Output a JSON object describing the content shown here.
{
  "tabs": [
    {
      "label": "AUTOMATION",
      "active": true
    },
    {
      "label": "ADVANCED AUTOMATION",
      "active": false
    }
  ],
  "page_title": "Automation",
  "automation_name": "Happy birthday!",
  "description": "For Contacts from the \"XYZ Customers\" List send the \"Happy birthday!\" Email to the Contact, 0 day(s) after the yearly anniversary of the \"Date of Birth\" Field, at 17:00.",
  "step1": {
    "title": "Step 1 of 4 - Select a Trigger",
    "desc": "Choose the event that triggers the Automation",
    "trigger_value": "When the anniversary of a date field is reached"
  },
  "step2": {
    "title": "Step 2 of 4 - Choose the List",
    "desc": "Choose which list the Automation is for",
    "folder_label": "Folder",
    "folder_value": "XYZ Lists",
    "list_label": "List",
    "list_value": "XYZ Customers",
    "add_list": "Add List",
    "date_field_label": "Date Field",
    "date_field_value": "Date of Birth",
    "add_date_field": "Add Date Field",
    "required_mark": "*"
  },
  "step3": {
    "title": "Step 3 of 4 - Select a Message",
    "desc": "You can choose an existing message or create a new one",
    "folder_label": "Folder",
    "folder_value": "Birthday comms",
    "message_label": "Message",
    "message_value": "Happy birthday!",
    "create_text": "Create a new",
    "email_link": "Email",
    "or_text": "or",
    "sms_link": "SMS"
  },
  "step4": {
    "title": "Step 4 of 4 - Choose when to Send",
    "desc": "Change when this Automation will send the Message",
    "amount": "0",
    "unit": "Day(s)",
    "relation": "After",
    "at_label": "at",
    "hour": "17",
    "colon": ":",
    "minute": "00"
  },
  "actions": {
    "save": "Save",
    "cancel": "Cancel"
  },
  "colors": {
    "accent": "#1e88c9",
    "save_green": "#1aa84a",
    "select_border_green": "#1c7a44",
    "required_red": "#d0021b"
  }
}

•••••

Directions: Say how many lines contain "Customers", and give nothing but that number.

Response to the task: 2